Requirements: Records follow. Copy every line with "службу".

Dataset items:
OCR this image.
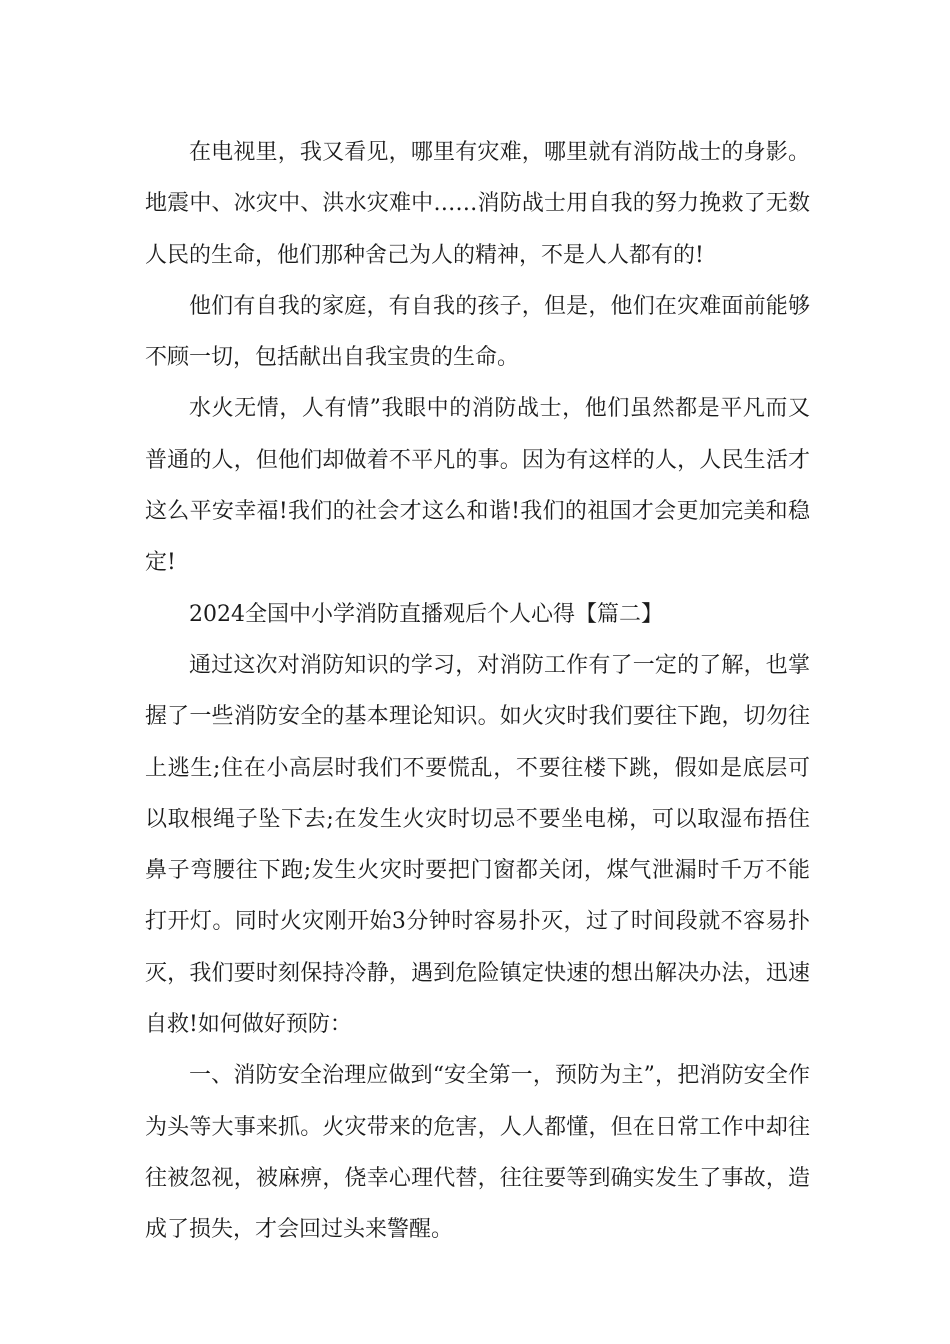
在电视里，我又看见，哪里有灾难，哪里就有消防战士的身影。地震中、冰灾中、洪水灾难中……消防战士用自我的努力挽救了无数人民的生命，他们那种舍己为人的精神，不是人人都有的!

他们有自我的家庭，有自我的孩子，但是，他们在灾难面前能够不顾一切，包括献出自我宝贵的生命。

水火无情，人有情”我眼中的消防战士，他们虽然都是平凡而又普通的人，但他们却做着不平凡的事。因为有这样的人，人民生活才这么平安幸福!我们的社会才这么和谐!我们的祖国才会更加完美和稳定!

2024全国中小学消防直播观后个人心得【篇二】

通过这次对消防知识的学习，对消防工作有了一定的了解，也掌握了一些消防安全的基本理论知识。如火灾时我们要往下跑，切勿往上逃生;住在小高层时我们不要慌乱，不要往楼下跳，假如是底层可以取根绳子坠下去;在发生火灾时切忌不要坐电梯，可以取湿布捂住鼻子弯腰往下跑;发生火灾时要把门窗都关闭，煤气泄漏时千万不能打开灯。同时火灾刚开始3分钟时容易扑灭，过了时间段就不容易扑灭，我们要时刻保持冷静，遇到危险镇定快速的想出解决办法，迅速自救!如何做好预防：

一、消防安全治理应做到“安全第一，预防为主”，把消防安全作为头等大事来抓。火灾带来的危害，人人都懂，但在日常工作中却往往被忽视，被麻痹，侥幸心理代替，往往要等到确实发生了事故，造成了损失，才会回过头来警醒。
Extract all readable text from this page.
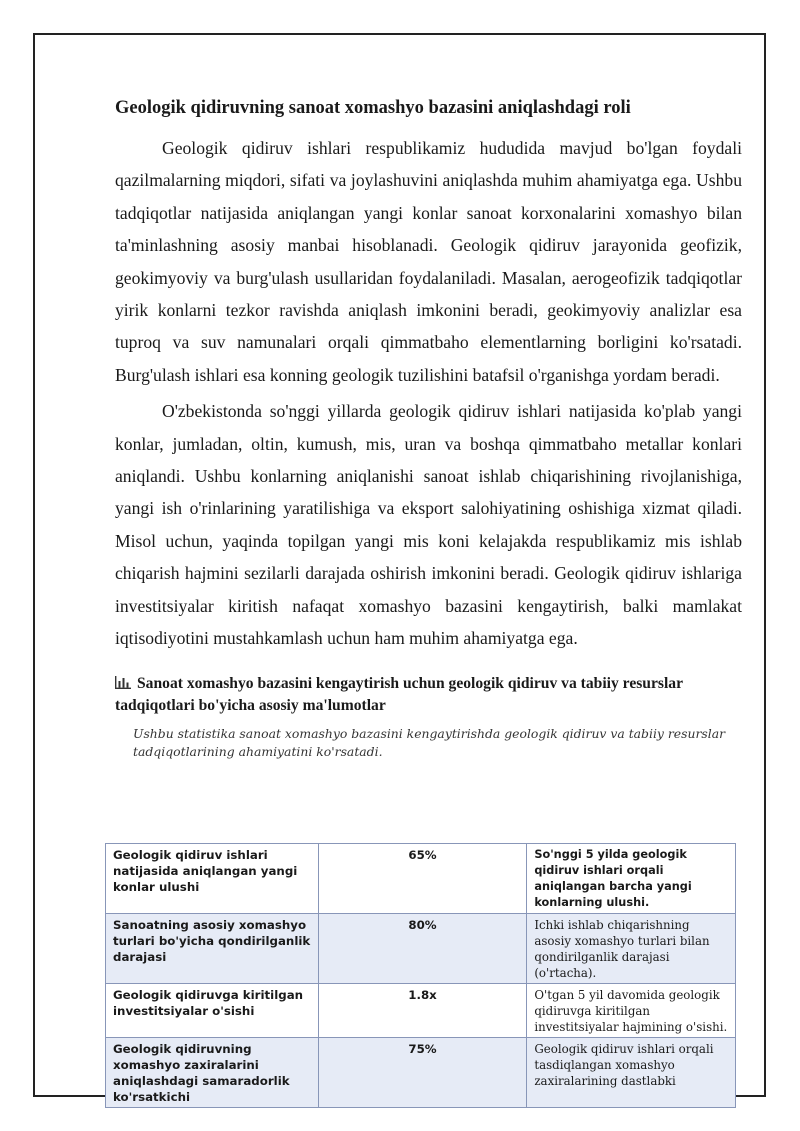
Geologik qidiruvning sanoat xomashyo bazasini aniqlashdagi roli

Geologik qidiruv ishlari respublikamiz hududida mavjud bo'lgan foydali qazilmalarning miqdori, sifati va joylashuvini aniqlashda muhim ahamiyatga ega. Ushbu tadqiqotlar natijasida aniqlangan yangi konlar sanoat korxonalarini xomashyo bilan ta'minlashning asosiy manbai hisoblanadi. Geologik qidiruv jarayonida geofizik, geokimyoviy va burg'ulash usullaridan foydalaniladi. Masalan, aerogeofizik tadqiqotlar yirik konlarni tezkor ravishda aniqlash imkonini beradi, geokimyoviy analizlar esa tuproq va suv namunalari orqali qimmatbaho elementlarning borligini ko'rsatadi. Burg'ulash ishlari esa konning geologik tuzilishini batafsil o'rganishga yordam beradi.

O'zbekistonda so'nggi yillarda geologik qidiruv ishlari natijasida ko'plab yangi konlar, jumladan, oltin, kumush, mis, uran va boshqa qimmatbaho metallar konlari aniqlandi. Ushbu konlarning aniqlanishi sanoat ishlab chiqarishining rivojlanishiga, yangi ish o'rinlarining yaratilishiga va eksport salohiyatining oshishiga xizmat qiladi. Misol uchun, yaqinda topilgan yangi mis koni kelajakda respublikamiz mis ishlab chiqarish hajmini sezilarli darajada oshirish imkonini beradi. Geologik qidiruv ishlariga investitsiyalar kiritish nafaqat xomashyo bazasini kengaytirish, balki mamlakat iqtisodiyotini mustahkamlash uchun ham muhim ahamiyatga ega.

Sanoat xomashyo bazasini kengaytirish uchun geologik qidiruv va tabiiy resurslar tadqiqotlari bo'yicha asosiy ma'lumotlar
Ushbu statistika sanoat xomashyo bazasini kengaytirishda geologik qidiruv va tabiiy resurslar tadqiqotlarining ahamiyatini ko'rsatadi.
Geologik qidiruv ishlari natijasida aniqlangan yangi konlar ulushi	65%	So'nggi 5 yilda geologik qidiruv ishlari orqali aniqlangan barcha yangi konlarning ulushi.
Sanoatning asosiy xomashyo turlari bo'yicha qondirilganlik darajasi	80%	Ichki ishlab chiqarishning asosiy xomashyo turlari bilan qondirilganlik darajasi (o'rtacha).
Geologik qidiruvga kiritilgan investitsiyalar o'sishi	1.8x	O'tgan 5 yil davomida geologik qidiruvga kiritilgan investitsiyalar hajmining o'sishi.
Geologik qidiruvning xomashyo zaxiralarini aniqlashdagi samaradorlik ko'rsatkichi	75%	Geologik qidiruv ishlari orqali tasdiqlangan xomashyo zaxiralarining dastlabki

* * *

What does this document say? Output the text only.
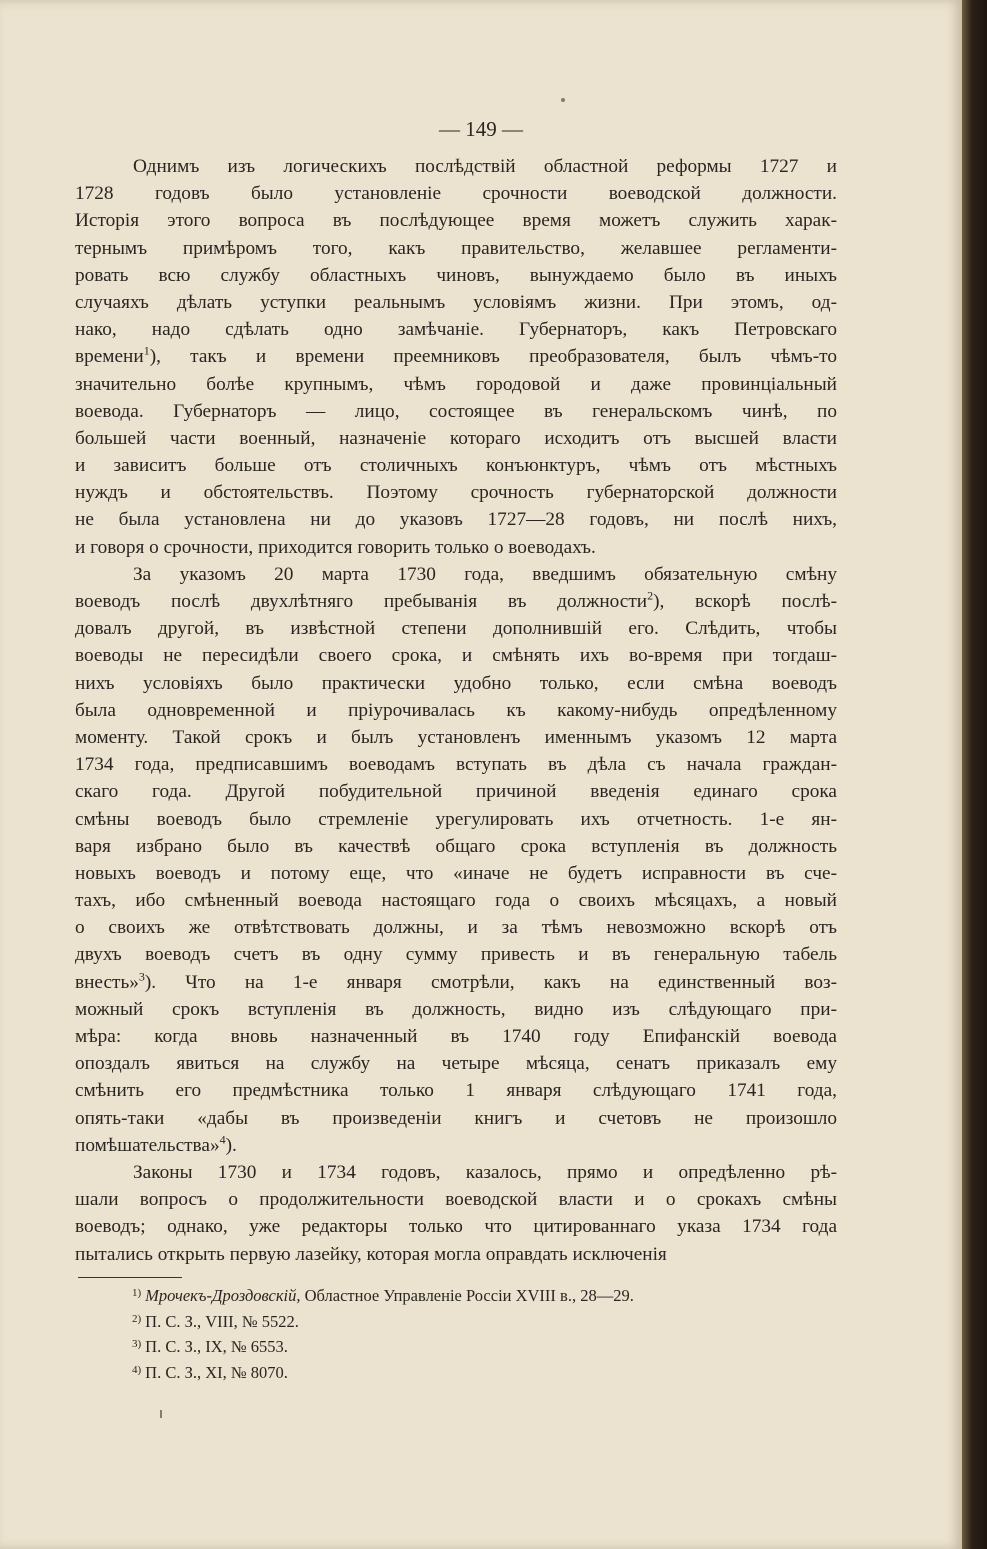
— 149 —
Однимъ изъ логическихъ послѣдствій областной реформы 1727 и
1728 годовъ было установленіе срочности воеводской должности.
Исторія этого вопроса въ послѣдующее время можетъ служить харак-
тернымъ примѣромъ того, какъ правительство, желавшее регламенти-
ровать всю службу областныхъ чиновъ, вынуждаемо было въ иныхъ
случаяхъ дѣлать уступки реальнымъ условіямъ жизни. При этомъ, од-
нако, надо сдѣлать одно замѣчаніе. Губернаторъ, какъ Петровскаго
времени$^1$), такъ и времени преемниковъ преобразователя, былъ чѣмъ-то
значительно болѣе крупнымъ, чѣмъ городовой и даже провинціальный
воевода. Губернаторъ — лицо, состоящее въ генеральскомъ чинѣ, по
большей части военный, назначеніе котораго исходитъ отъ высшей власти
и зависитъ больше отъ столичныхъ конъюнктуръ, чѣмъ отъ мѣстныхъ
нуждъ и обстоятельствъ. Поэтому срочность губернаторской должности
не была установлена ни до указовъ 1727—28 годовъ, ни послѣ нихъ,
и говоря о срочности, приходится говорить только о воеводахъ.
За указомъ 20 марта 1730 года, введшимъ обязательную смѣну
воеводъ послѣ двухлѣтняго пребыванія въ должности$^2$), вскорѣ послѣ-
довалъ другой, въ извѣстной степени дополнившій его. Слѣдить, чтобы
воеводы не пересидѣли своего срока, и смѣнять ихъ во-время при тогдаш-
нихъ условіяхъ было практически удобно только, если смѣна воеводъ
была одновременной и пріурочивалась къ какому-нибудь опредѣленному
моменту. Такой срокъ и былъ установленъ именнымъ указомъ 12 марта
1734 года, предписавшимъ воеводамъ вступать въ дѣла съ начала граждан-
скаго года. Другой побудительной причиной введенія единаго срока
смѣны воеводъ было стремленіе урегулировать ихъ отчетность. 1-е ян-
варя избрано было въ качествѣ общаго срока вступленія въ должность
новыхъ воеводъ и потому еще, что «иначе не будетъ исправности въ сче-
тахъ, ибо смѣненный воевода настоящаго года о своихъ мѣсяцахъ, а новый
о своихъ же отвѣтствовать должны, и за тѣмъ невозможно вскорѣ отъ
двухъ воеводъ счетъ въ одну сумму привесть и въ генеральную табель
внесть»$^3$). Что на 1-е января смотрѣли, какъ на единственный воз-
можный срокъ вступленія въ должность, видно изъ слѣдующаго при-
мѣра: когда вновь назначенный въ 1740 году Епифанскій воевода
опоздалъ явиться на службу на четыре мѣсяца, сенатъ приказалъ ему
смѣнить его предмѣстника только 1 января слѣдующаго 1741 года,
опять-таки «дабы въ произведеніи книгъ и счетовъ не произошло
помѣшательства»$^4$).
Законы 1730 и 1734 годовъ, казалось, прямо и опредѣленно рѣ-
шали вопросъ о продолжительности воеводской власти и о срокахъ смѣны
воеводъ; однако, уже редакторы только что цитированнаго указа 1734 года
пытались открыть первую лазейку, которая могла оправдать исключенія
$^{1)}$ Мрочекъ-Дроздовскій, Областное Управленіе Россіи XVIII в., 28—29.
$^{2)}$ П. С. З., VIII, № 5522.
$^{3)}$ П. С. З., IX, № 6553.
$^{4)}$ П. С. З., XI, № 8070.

* * *

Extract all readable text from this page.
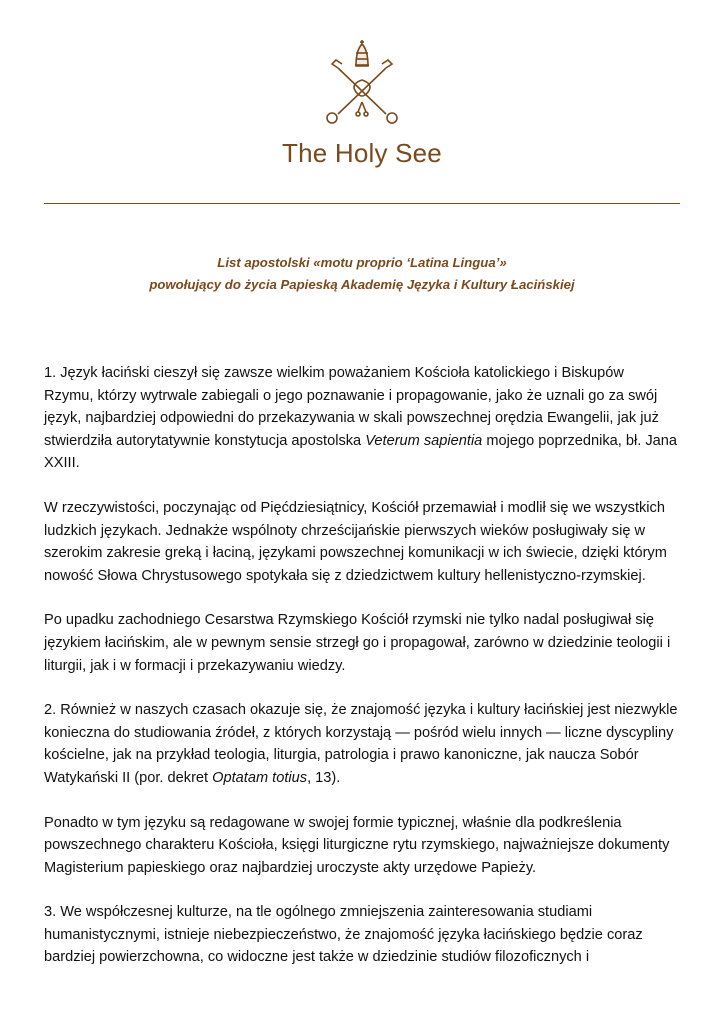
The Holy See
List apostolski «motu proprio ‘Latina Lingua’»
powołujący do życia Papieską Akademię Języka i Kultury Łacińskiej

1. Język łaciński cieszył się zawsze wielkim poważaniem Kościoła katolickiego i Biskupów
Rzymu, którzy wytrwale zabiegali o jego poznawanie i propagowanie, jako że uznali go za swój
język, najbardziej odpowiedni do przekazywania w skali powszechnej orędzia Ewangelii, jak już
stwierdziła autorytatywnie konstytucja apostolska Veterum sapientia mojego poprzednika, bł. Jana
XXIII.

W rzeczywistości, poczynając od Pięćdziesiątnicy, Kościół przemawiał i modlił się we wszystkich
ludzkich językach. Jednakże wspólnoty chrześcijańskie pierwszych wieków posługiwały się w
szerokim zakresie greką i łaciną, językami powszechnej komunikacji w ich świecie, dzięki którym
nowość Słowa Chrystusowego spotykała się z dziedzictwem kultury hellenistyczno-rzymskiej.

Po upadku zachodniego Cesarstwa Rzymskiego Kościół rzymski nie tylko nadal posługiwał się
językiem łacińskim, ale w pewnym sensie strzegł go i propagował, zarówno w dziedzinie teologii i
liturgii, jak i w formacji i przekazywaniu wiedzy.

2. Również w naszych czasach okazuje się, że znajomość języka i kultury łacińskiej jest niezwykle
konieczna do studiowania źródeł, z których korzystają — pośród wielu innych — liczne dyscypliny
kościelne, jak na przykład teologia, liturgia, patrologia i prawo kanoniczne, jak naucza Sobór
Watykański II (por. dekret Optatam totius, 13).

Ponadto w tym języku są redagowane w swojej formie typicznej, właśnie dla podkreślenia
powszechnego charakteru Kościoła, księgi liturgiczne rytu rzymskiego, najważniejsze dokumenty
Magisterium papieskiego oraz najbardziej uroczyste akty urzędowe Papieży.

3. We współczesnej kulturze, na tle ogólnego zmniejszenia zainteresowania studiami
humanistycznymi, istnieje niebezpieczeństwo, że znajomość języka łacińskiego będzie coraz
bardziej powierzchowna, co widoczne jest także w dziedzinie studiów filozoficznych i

Output below:
ровать всю службу областныхъ чиновъ, вынуждаемо было въ иныхъ
опоздалъ явиться на службу на четыре мѣсяца, сенатъ приказалъ ему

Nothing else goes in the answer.